• **Given problem**
Provide the data again in its entirety, exactly as given.

** begin **

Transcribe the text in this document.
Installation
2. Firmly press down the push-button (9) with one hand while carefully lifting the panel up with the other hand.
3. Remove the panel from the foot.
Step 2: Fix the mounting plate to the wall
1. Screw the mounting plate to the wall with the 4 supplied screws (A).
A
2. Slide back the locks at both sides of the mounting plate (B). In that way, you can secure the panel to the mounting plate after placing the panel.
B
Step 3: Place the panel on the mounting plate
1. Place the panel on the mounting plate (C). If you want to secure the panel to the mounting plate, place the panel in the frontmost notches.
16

** end **

• **Response to this task**
Transcribe the text in this document.
Installation
2. Firmly press down the push-button (9) with one hand while carefully lifting the panel up with the other hand.
3. Remove the panel from the foot.
Step 2: Fix the mounting plate to the wall
1. Screw the mounting plate to the wall with the 4 supplied screws (A).
A
2. Slide back the locks at both sides of the mounting plate (B). In that way, you can secure the panel to the mounting plate after placing the panel.
B
Step 3: Place the panel on the mounting plate
1. Place the panel on the mounting plate (C). If you want to secure the panel to the mounting plate, place the panel in the frontmost notches.
16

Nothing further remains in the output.